__Your instructions__. Exactly reproduce all the records, keeping pictures out of the copy.
───── Material supplied
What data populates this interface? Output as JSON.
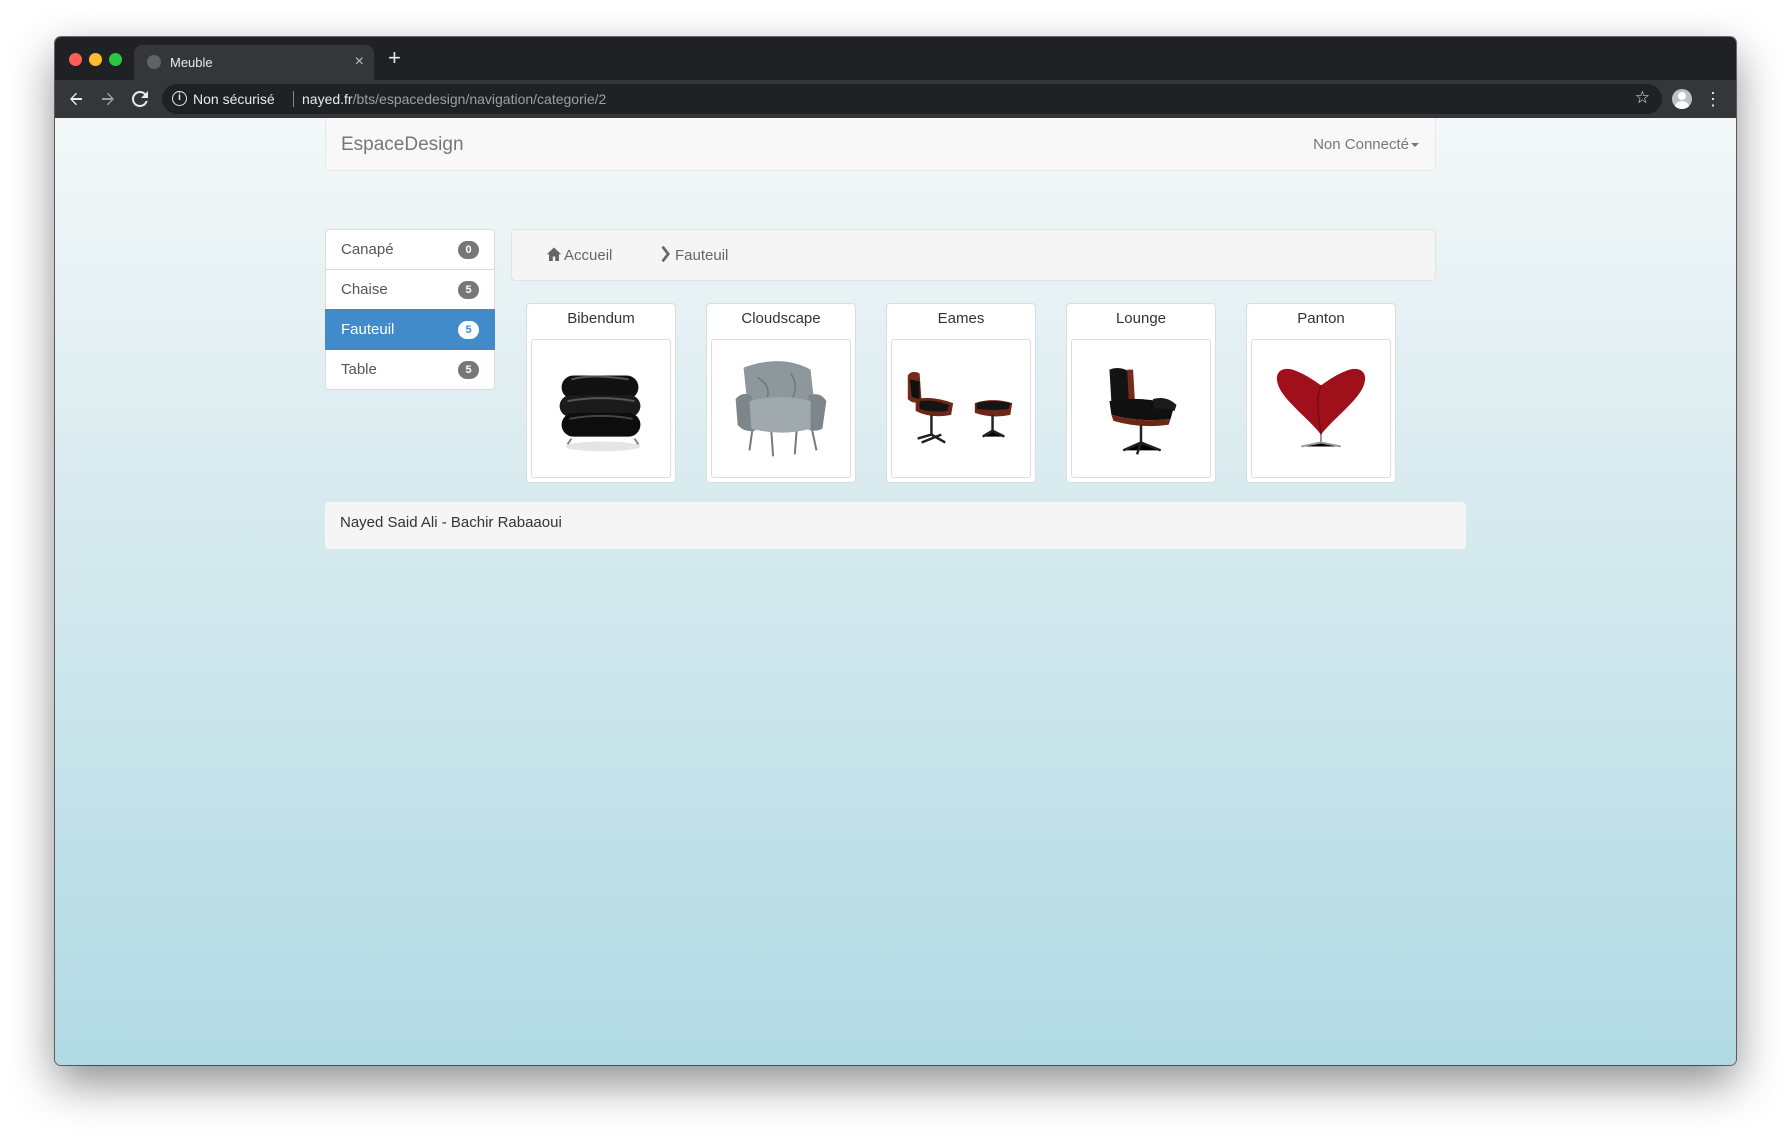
{
  "browser": {
    "tab_title": "Meuble",
    "tab_close": "×",
    "new_tab": "+",
    "security_label": "Non sécurisé",
    "url_host": "nayed.fr",
    "url_path": "/bts/espacedesign/navigation/categorie/2",
    "icons": {
      "back": "arrow-left-icon",
      "forward": "arrow-right-icon",
      "reload": "reload-icon",
      "info": "info-icon",
      "star": "star-icon",
      "profile": "profile-icon",
      "menu": "more-vert-icon"
    }
  },
  "navbar": {
    "brand": "EspaceDesign",
    "user_menu": "Non Connecté"
  },
  "categories": [
    {
      "label": "Canapé",
      "count": "0",
      "active": false
    },
    {
      "label": "Chaise",
      "count": "5",
      "active": false
    },
    {
      "label": "Fauteuil",
      "count": "5",
      "active": true
    },
    {
      "label": "Table",
      "count": "5",
      "active": false
    }
  ],
  "breadcrumb": {
    "home": "Accueil",
    "current": "Fauteuil"
  },
  "products": [
    {
      "name": "Bibendum",
      "image": "black-round-armchair"
    },
    {
      "name": "Cloudscape",
      "image": "grey-fabric-armchair"
    },
    {
      "name": "Eames",
      "image": "lounge-chair-with-ottoman"
    },
    {
      "name": "Lounge",
      "image": "lounge-chair"
    },
    {
      "name": "Panton",
      "image": "red-heart-chair"
    }
  ],
  "footer": {
    "text": "Nayed Said Ali - Bachir Rabaaoui"
  },
  "colors": {
    "active_blue": "#428bca",
    "badge_grey": "#777777",
    "page_gradient_bottom": "#b1dae4"
  }
}
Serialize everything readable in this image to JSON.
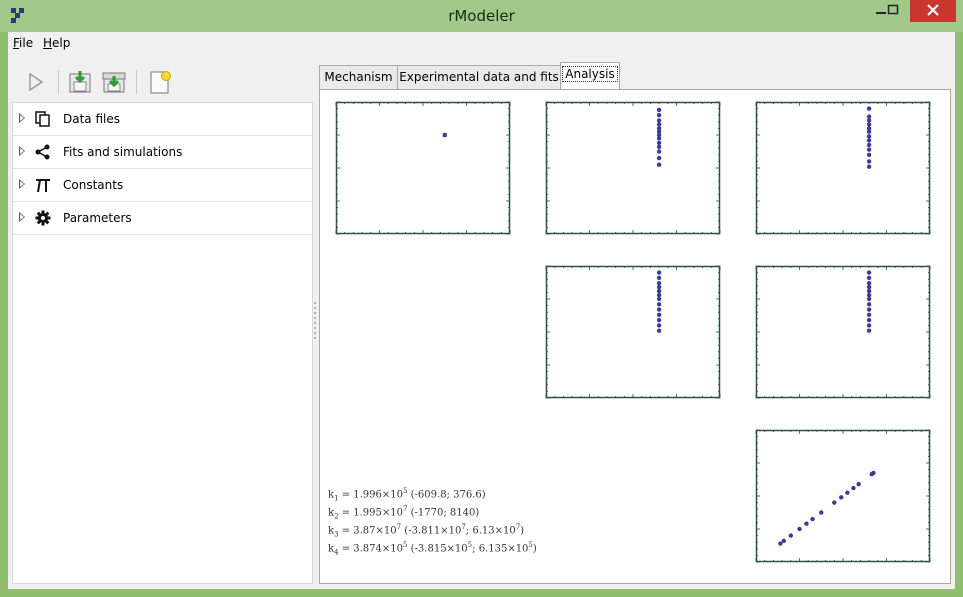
{
  "window": {
    "title": "rModeler"
  },
  "menu": {
    "file": "File",
    "file_mnemonic": "F",
    "file_rest": "ile",
    "help": "Help",
    "help_mnemonic": "H",
    "help_rest": "elp"
  },
  "toolbar": {
    "icons": [
      "play-icon",
      "import-icon",
      "export-icon",
      "new-document-icon"
    ]
  },
  "tree": {
    "items": [
      {
        "label": "Data files",
        "icon": "copy-files-icon"
      },
      {
        "label": "Fits and simulations",
        "icon": "share-nodes-icon"
      },
      {
        "label": "Constants",
        "icon": "pi-icon"
      },
      {
        "label": "Parameters",
        "icon": "gear-icon"
      }
    ]
  },
  "tabs": [
    {
      "label": "Mechanism",
      "active": false
    },
    {
      "label": "Experimental data and fits",
      "active": false
    },
    {
      "label": "Analysis",
      "active": true
    }
  ],
  "analysis": {
    "equations": [
      {
        "k": "k",
        "sub": "1",
        "eq": " = 1.996×10",
        "sup": "5",
        "rest": " (-609.8; 376.6)"
      },
      {
        "k": "k",
        "sub": "2",
        "eq": " = 1.995×10",
        "sup": "7",
        "rest": " (-1770; 8140)"
      },
      {
        "k": "k",
        "sub": "3",
        "eq": " = 3.87×10",
        "sup": "7",
        "rest": " (-3.811×10",
        "sup2": "7",
        "rest2": "; 6.13×10",
        "sup3": "7",
        "rest3": ")"
      },
      {
        "k": "k",
        "sub": "4",
        "eq": " = 3.874×10",
        "sup": "5",
        "rest": " (-3.815×10",
        "sup2": "5",
        "rest2": "; 6.135×10",
        "sup3": "5",
        "rest3": ")"
      }
    ]
  },
  "colors": {
    "titlebar": "#a3c98a",
    "frame": "#90be6d",
    "close": "#c7372f",
    "plot_axis": "#2f4f4f",
    "point": "#3c3c96"
  },
  "chart_data": [
    {
      "type": "scatter",
      "row": 0,
      "col": 0,
      "x": [
        0.25
      ],
      "y": [
        0.5
      ],
      "xlim": [
        -1,
        1
      ],
      "ylim": [
        -1,
        1
      ]
    },
    {
      "type": "scatter",
      "row": 0,
      "col": 1,
      "x": [
        0.3,
        0.3,
        0.3,
        0.3,
        0.3,
        0.3,
        0.3,
        0.3,
        0.3,
        0.3,
        0.3,
        0.3,
        0.3
      ],
      "y": [
        0.05,
        0.15,
        0.25,
        0.32,
        0.38,
        0.45,
        0.5,
        0.55,
        0.6,
        0.66,
        0.72,
        0.8,
        0.88
      ],
      "xlim": [
        -1,
        1
      ],
      "ylim": [
        -1,
        1
      ]
    },
    {
      "type": "scatter",
      "row": 0,
      "col": 2,
      "x": [
        0.3,
        0.3,
        0.3,
        0.3,
        0.3,
        0.3,
        0.3,
        0.3,
        0.3,
        0.3,
        0.3,
        0.3,
        0.3
      ],
      "y": [
        0.02,
        0.1,
        0.2,
        0.28,
        0.35,
        0.42,
        0.48,
        0.55,
        0.6,
        0.66,
        0.72,
        0.78,
        0.9
      ],
      "xlim": [
        -1,
        1
      ],
      "ylim": [
        -1,
        1
      ]
    },
    {
      "type": "scatter",
      "row": 1,
      "col": 1,
      "x": [
        0.3,
        0.3,
        0.3,
        0.3,
        0.3,
        0.3,
        0.3,
        0.3,
        0.3,
        0.3,
        0.3,
        0.3,
        0.3
      ],
      "y": [
        0.02,
        0.1,
        0.18,
        0.26,
        0.34,
        0.42,
        0.5,
        0.56,
        0.62,
        0.68,
        0.74,
        0.82,
        0.9
      ],
      "xlim": [
        -1,
        1
      ],
      "ylim": [
        -1,
        1
      ]
    },
    {
      "type": "scatter",
      "row": 1,
      "col": 2,
      "x": [
        0.3,
        0.3,
        0.3,
        0.3,
        0.3,
        0.3,
        0.3,
        0.3,
        0.3,
        0.3,
        0.3,
        0.3,
        0.3
      ],
      "y": [
        0.02,
        0.1,
        0.18,
        0.26,
        0.34,
        0.42,
        0.5,
        0.56,
        0.62,
        0.68,
        0.74,
        0.82,
        0.9
      ],
      "xlim": [
        -1,
        1
      ],
      "ylim": [
        -1,
        1
      ]
    },
    {
      "type": "scatter",
      "row": 2,
      "col": 2,
      "x": [
        -0.72,
        -0.68,
        -0.6,
        -0.5,
        -0.42,
        -0.35,
        -0.25,
        -0.1,
        -0.02,
        0.05,
        0.12,
        0.18,
        0.33,
        0.35
      ],
      "y": [
        -0.72,
        -0.68,
        -0.6,
        -0.5,
        -0.42,
        -0.35,
        -0.25,
        -0.1,
        -0.02,
        0.05,
        0.12,
        0.18,
        0.33,
        0.35
      ],
      "xlim": [
        -1,
        1
      ],
      "ylim": [
        -1,
        1
      ]
    }
  ]
}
──────────
__Solution to this task__.
What data populates this interface? Output as JSON.
{
  "browser": {
    "tab_title": "Meuble",
    "tab_close": "×",
    "new_tab": "+",
    "security_label": "Non sécurisé",
    "url_host": "nayed.fr",
    "url_path": "/bts/espacedesign/navigation/categorie/2",
    "icons": {
      "back": "arrow-left-icon",
      "forward": "arrow-right-icon",
      "reload": "reload-icon",
      "info": "info-icon",
      "star": "star-icon",
      "profile": "profile-icon",
      "menu": "more-vert-icon"
    }
  },
  "navbar": {
    "brand": "EspaceDesign",
    "user_menu": "Non Connecté"
  },
  "categories": [
    {
      "label": "Canapé",
      "count": "0",
      "active": false
    },
    {
      "label": "Chaise",
      "count": "5",
      "active": false
    },
    {
      "label": "Fauteuil",
      "count": "5",
      "active": true
    },
    {
      "label": "Table",
      "count": "5",
      "active": false
    }
  ],
  "breadcrumb": {
    "home": "Accueil",
    "current": "Fauteuil"
  },
  "products": [
    {
      "name": "Bibendum",
      "image": "black-round-armchair"
    },
    {
      "name": "Cloudscape",
      "image": "grey-fabric-armchair"
    },
    {
      "name": "Eames",
      "image": "lounge-chair-with-ottoman"
    },
    {
      "name": "Lounge",
      "image": "lounge-chair"
    },
    {
      "name": "Panton",
      "image": "red-heart-chair"
    }
  ],
  "footer": {
    "text": "Nayed Said Ali - Bachir Rabaaoui"
  },
  "colors": {
    "active_blue": "#428bca",
    "badge_grey": "#777777",
    "page_gradient_bottom": "#b1dae4"
  }
}
Serialize everything readable in this image to JSON.
{
  "window": {
    "title": "rModeler"
  },
  "menu": {
    "file": "File",
    "file_mnemonic": "F",
    "file_rest": "ile",
    "help": "Help",
    "help_mnemonic": "H",
    "help_rest": "elp"
  },
  "toolbar": {
    "icons": [
      "play-icon",
      "import-icon",
      "export-icon",
      "new-document-icon"
    ]
  },
  "tree": {
    "items": [
      {
        "label": "Data files",
        "icon": "copy-files-icon"
      },
      {
        "label": "Fits and simulations",
        "icon": "share-nodes-icon"
      },
      {
        "label": "Constants",
        "icon": "pi-icon"
      },
      {
        "label": "Parameters",
        "icon": "gear-icon"
      }
    ]
  },
  "tabs": [
    {
      "label": "Mechanism",
      "active": false
    },
    {
      "label": "Experimental data and fits",
      "active": false
    },
    {
      "label": "Analysis",
      "active": true
    }
  ],
  "analysis": {
    "equations": [
      {
        "k": "k",
        "sub": "1",
        "eq": " = 1.996×10",
        "sup": "5",
        "rest": " (-609.8; 376.6)"
      },
      {
        "k": "k",
        "sub": "2",
        "eq": " = 1.995×10",
        "sup": "7",
        "rest": " (-1770; 8140)"
      },
      {
        "k": "k",
        "sub": "3",
        "eq": " = 3.87×10",
        "sup": "7",
        "rest": " (-3.811×10",
        "sup2": "7",
        "rest2": "; 6.13×10",
        "sup3": "7",
        "rest3": ")"
      },
      {
        "k": "k",
        "sub": "4",
        "eq": " = 3.874×10",
        "sup": "5",
        "rest": " (-3.815×10",
        "sup2": "5",
        "rest2": "; 6.135×10",
        "sup3": "5",
        "rest3": ")"
      }
    ]
  },
  "colors": {
    "titlebar": "#a3c98a",
    "frame": "#90be6d",
    "close": "#c7372f",
    "plot_axis": "#2f4f4f",
    "point": "#3c3c96"
  },
  "chart_data": [
    {
      "type": "scatter",
      "row": 0,
      "col": 0,
      "x": [
        0.25
      ],
      "y": [
        0.5
      ],
      "xlim": [
        -1,
        1
      ],
      "ylim": [
        -1,
        1
      ]
    },
    {
      "type": "scatter",
      "row": 0,
      "col": 1,
      "x": [
        0.3,
        0.3,
        0.3,
        0.3,
        0.3,
        0.3,
        0.3,
        0.3,
        0.3,
        0.3,
        0.3,
        0.3,
        0.3
      ],
      "y": [
        0.05,
        0.15,
        0.25,
        0.32,
        0.38,
        0.45,
        0.5,
        0.55,
        0.6,
        0.66,
        0.72,
        0.8,
        0.88
      ],
      "xlim": [
        -1,
        1
      ],
      "ylim": [
        -1,
        1
      ]
    },
    {
      "type": "scatter",
      "row": 0,
      "col": 2,
      "x": [
        0.3,
        0.3,
        0.3,
        0.3,
        0.3,
        0.3,
        0.3,
        0.3,
        0.3,
        0.3,
        0.3,
        0.3,
        0.3
      ],
      "y": [
        0.02,
        0.1,
        0.2,
        0.28,
        0.35,
        0.42,
        0.48,
        0.55,
        0.6,
        0.66,
        0.72,
        0.78,
        0.9
      ],
      "xlim": [
        -1,
        1
      ],
      "ylim": [
        -1,
        1
      ]
    },
    {
      "type": "scatter",
      "row": 1,
      "col": 1,
      "x": [
        0.3,
        0.3,
        0.3,
        0.3,
        0.3,
        0.3,
        0.3,
        0.3,
        0.3,
        0.3,
        0.3,
        0.3,
        0.3
      ],
      "y": [
        0.02,
        0.1,
        0.18,
        0.26,
        0.34,
        0.42,
        0.5,
        0.56,
        0.62,
        0.68,
        0.74,
        0.82,
        0.9
      ],
      "xlim": [
        -1,
        1
      ],
      "ylim": [
        -1,
        1
      ]
    },
    {
      "type": "scatter",
      "row": 1,
      "col": 2,
      "x": [
        0.3,
        0.3,
        0.3,
        0.3,
        0.3,
        0.3,
        0.3,
        0.3,
        0.3,
        0.3,
        0.3,
        0.3,
        0.3
      ],
      "y": [
        0.02,
        0.1,
        0.18,
        0.26,
        0.34,
        0.42,
        0.5,
        0.56,
        0.62,
        0.68,
        0.74,
        0.82,
        0.9
      ],
      "xlim": [
        -1,
        1
      ],
      "ylim": [
        -1,
        1
      ]
    },
    {
      "type": "scatter",
      "row": 2,
      "col": 2,
      "x": [
        -0.72,
        -0.68,
        -0.6,
        -0.5,
        -0.42,
        -0.35,
        -0.25,
        -0.1,
        -0.02,
        0.05,
        0.12,
        0.18,
        0.33,
        0.35
      ],
      "y": [
        -0.72,
        -0.68,
        -0.6,
        -0.5,
        -0.42,
        -0.35,
        -0.25,
        -0.1,
        -0.02,
        0.05,
        0.12,
        0.18,
        0.33,
        0.35
      ],
      "xlim": [
        -1,
        1
      ],
      "ylim": [
        -1,
        1
      ]
    }
  ]
}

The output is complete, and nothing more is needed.